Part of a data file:
_ _ _

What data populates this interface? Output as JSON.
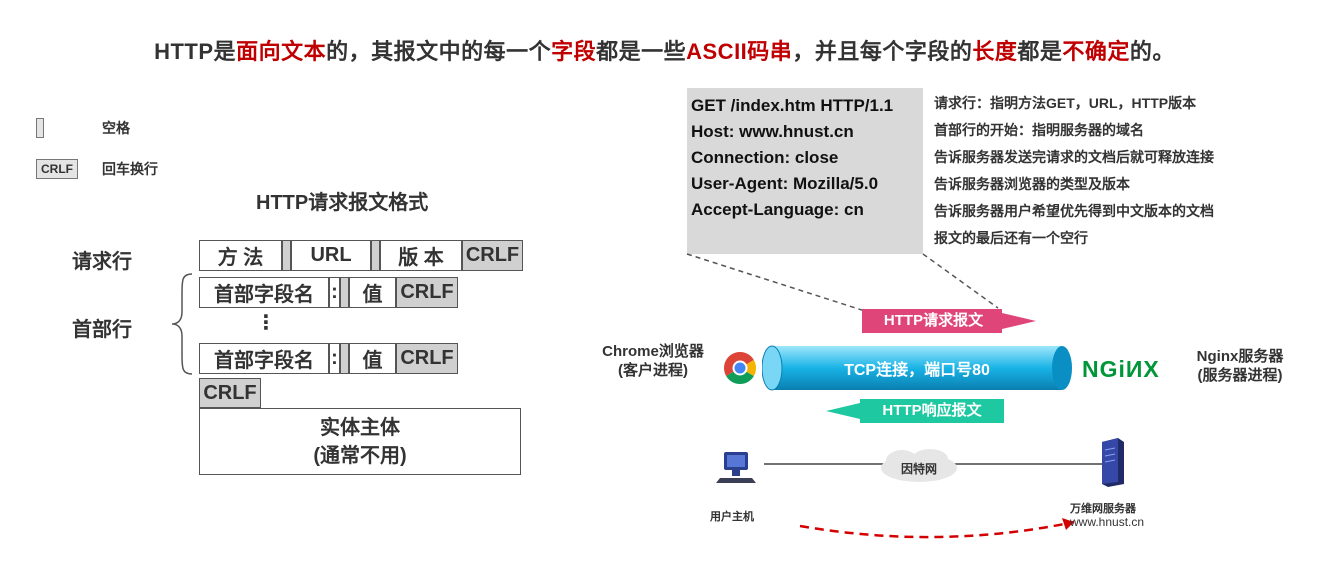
{
  "title": {
    "seg1": "HTTP是",
    "seg2": "面向文本",
    "seg3": "的，其报文中的每一个",
    "seg4": "字段",
    "seg5": "都是一些",
    "seg6": "ASCII码串",
    "seg7": "，并且每个字段的",
    "seg8": "长度",
    "seg9": "都是",
    "seg10": "不确定",
    "seg11": "的。"
  },
  "legend": {
    "space_label": "空格",
    "crlf_symbol": "CRLF",
    "crlf_label": "回车换行"
  },
  "format": {
    "title": "HTTP请求报文格式",
    "request_line_label": "请求行",
    "header_lines_label": "首部行",
    "method": "方 法",
    "url": "URL",
    "version": "版 本",
    "crlf": "CRLF",
    "field_name": "首部字段名",
    "colon": ":",
    "value": "值",
    "ellipsis": "⋮",
    "body_line1": "实体主体",
    "body_line2": "(通常不用)"
  },
  "request_example": {
    "lines": [
      "GET /index.htm HTTP/1.1",
      "Host: www.hnust.cn",
      "Connection: close",
      "User-Agent:  Mozilla/5.0",
      "Accept-Language: cn"
    ],
    "notes": [
      "请求行：指明方法GET，URL，HTTP版本",
      "首部行的开始：指明服务器的域名",
      "告诉服务器发送完请求的文档后就可释放连接",
      "告诉服务器浏览器的类型及版本",
      "告诉服务器用户希望优先得到中文版本的文档",
      "报文的最后还有一个空行"
    ]
  },
  "flow": {
    "client_line1": "Chrome浏览器",
    "client_line2": "(客户进程)",
    "server_logo": "NGiИX",
    "server_line1": "Nginx服务器",
    "server_line2": "(服务器进程)",
    "request_arrow": "HTTP请求报文",
    "tcp_label": "TCP连接，端口号80",
    "response_arrow": "HTTP响应报文",
    "host_label": "用户主机",
    "internet_label": "因特网",
    "web_server_label": "万维网服务器",
    "web_server_domain": "www.hnust.cn"
  },
  "colors": {
    "highlight": "#c00000",
    "request_arrow": "#e0457a",
    "response_arrow": "#1ec8a0",
    "tcp_pipe": "#19b3e6",
    "nginx": "#009639",
    "dashed_path": "#d40000"
  }
}
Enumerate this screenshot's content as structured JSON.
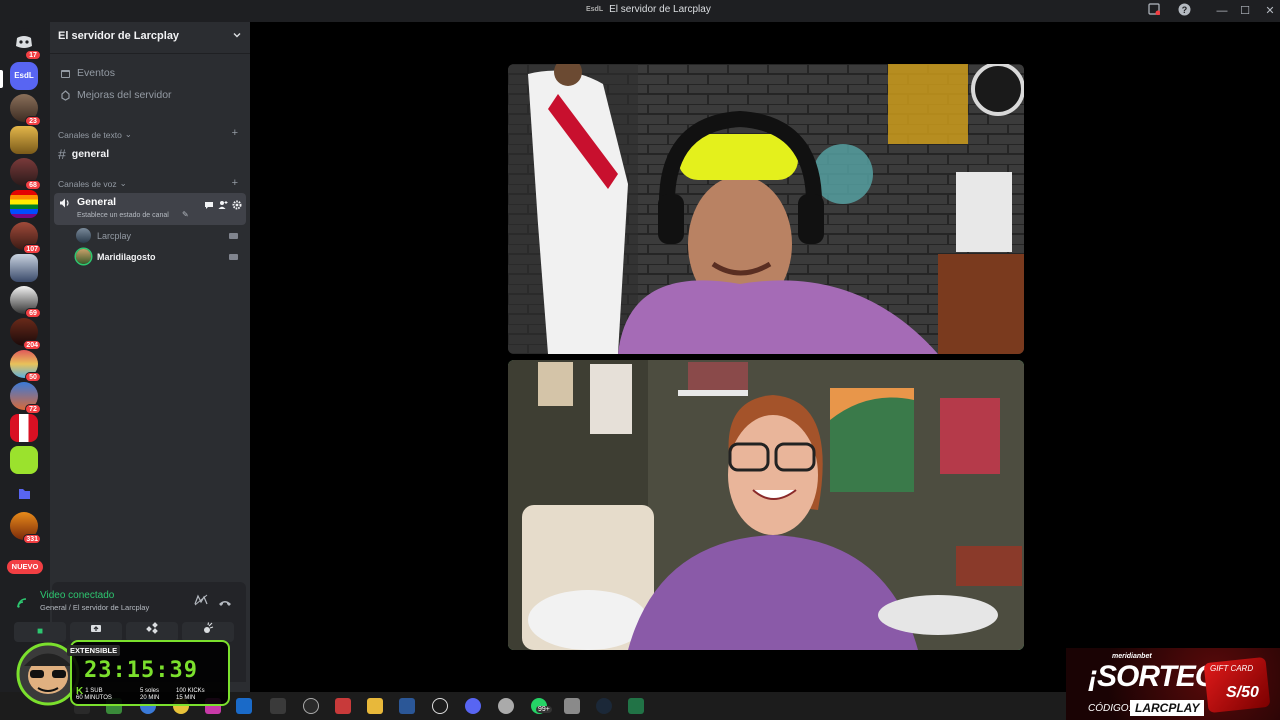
{
  "window": {
    "title": "El servidor de Larcplay",
    "title_logo": "EsdL",
    "controls": [
      "—",
      "☐",
      "✕"
    ]
  },
  "rail": {
    "home_badge": "17",
    "server_badges": [
      "23",
      "68",
      "107",
      "69",
      "204",
      "50",
      "72",
      "331"
    ],
    "current_server": "EsdL",
    "new_label": "NUEVO"
  },
  "sidebar": {
    "server_name": "El servidor de Larcplay",
    "nav": [
      {
        "label": "Eventos",
        "icon": "calendar-icon"
      },
      {
        "label": "Mejoras del servidor",
        "icon": "boost-icon"
      }
    ],
    "text_category": "Canales de texto",
    "text_channel": "general",
    "voice_category": "Canales de voz",
    "voice_channel": {
      "name": "General",
      "status": "Establece un estado de canal"
    },
    "voice_users": [
      {
        "name": "Larcplay",
        "active": false
      },
      {
        "name": "Maridilagosto",
        "active": true
      }
    ]
  },
  "voice_panel": {
    "status": "Video conectado",
    "location": "General / El servidor de Larcplay"
  },
  "overlay_timer": {
    "label": "EXTENSIBLE",
    "time": "23:15:39",
    "stats": [
      {
        "top": "1 SUB",
        "bottom": "60 MINUTOS"
      },
      {
        "top": "5 soles",
        "bottom": "20 MIN"
      },
      {
        "top": "100 KICKs",
        "bottom": "15 MIN"
      }
    ]
  },
  "overlay_promo": {
    "brand": "meridianbet",
    "headline": "¡SORTEO!",
    "code_label": "CÓDIGO:",
    "code": "LARCPLAY",
    "card_title": "GIFT CARD",
    "card_value": "S/50"
  },
  "taskbar": {
    "badge": "99+"
  },
  "colors": {
    "accent_green": "#2dc770",
    "badge_red": "#f23f43",
    "sidebar_bg": "#2b2d31",
    "rail_bg": "#1e1f22"
  }
}
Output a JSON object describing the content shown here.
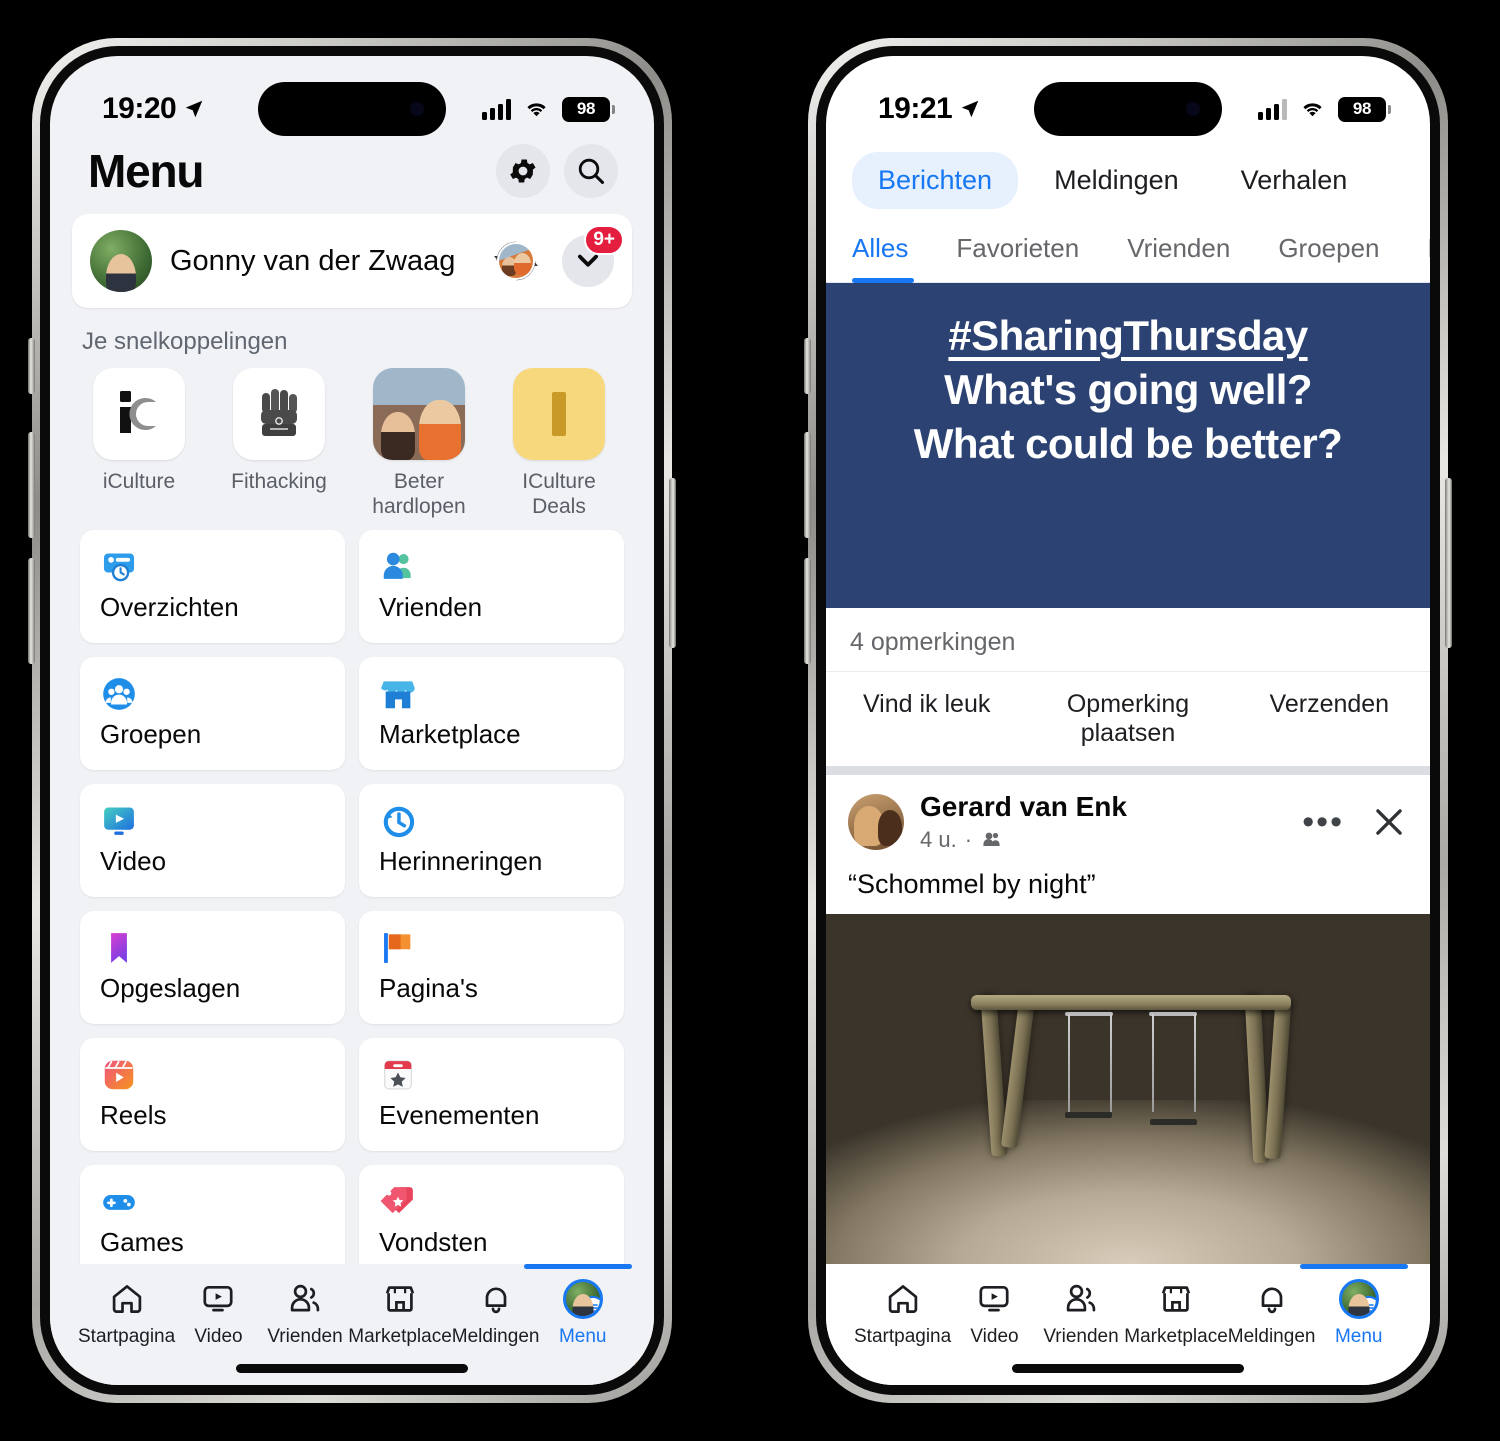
{
  "left_phone": {
    "status_bar": {
      "time": "19:20",
      "battery": "98",
      "location_icon": "location-arrow-icon",
      "cellular_icon": "cellular-bars-icon",
      "wifi_icon": "wifi-icon"
    },
    "header": {
      "title": "Menu",
      "settings_icon": "gear-icon",
      "search_icon": "search-icon"
    },
    "profile": {
      "name": "Gonny van der Zwaag",
      "avatar": "user-avatar",
      "switch_account_icon": "switch-account-icon",
      "expand_icon": "chevron-down-icon",
      "badge": "9+"
    },
    "shortcuts_label": "Je snelkoppelingen",
    "shortcuts": [
      {
        "label": "iCulture",
        "icon": "iculture-logo-icon",
        "badge_icon": "page-flag-icon"
      },
      {
        "label": "Fithacking",
        "icon": "raised-fist-icon",
        "badge_icon": "page-flag-icon"
      },
      {
        "label": "Beter hardlopen",
        "icon": "couple-photo-icon",
        "badge_icon": "page-flag-icon"
      },
      {
        "label": "ICulture Deals",
        "icon": "deals-logo-icon",
        "badge_icon": "page-flag-icon"
      }
    ],
    "menu_tiles": [
      {
        "label": "Overzichten",
        "icon": "feeds-icon"
      },
      {
        "label": "Vrienden",
        "icon": "friends-icon"
      },
      {
        "label": "Groepen",
        "icon": "groups-icon"
      },
      {
        "label": "Marketplace",
        "icon": "marketplace-icon"
      },
      {
        "label": "Video",
        "icon": "video-icon"
      },
      {
        "label": "Herinneringen",
        "icon": "memories-clock-icon"
      },
      {
        "label": "Opgeslagen",
        "icon": "saved-bookmark-icon"
      },
      {
        "label": "Pagina's",
        "icon": "pages-flag-icon"
      },
      {
        "label": "Reels",
        "icon": "reels-icon"
      },
      {
        "label": "Evenementen",
        "icon": "events-calendar-icon"
      },
      {
        "label": "Games",
        "icon": "games-controller-icon"
      },
      {
        "label": "Vondsten",
        "icon": "deals-tag-icon"
      }
    ],
    "tabbar": [
      {
        "label": "Startpagina",
        "icon": "home-icon",
        "active": false
      },
      {
        "label": "Video",
        "icon": "video-icon",
        "active": false
      },
      {
        "label": "Vrienden",
        "icon": "friends-icon",
        "active": false
      },
      {
        "label": "Marketplace",
        "icon": "marketplace-icon",
        "active": false
      },
      {
        "label": "Meldingen",
        "icon": "bell-icon",
        "active": false
      },
      {
        "label": "Menu",
        "icon": "profile-menu-avatar-icon",
        "active": true
      }
    ]
  },
  "right_phone": {
    "status_bar": {
      "time": "19:21",
      "battery": "98"
    },
    "pill_tabs": [
      {
        "label": "Berichten",
        "active": true
      },
      {
        "label": "Meldingen",
        "active": false
      },
      {
        "label": "Verhalen",
        "active": false
      }
    ],
    "filter_chips": [
      {
        "label": "Alles",
        "active": true
      },
      {
        "label": "Favorieten",
        "active": false
      },
      {
        "label": "Vrienden",
        "active": false
      },
      {
        "label": "Groepen",
        "active": false
      },
      {
        "label": "Pagina",
        "active": false
      }
    ],
    "banner": {
      "line1": "#SharingThursday",
      "line2": "What's going well?",
      "line3": "What could be better?",
      "bg_color": "#2b4272"
    },
    "comment_count": "4 opmerkingen",
    "post_actions": [
      {
        "label": "Vind ik leuk"
      },
      {
        "label": "Opmerking plaatsen"
      },
      {
        "label": "Verzenden"
      }
    ],
    "post": {
      "author": "Gerard van Enk",
      "time": "4 u.",
      "audience_icon": "friends-audience-icon",
      "more_icon": "ellipsis-icon",
      "close_icon": "close-x-icon",
      "text": "“Schommel by night”",
      "photo_alt": "night-photo-swing-set"
    },
    "tabbar": [
      {
        "label": "Startpagina",
        "icon": "home-icon",
        "active": false
      },
      {
        "label": "Video",
        "icon": "video-icon",
        "active": false
      },
      {
        "label": "Vrienden",
        "icon": "friends-icon",
        "active": false
      },
      {
        "label": "Marketplace",
        "icon": "marketplace-icon",
        "active": false
      },
      {
        "label": "Meldingen",
        "icon": "bell-icon",
        "active": false
      },
      {
        "label": "Menu",
        "icon": "profile-menu-avatar-icon",
        "active": true
      }
    ]
  },
  "theme": {
    "accent": "#1877f2",
    "badge_red": "#e41e3f",
    "page_bg": "#f0f2f5"
  }
}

_ _ _

Copy out every line that includes the word "Canales".

    "text_category": "Canales de texto",
    "voice_category": "Canales de voz",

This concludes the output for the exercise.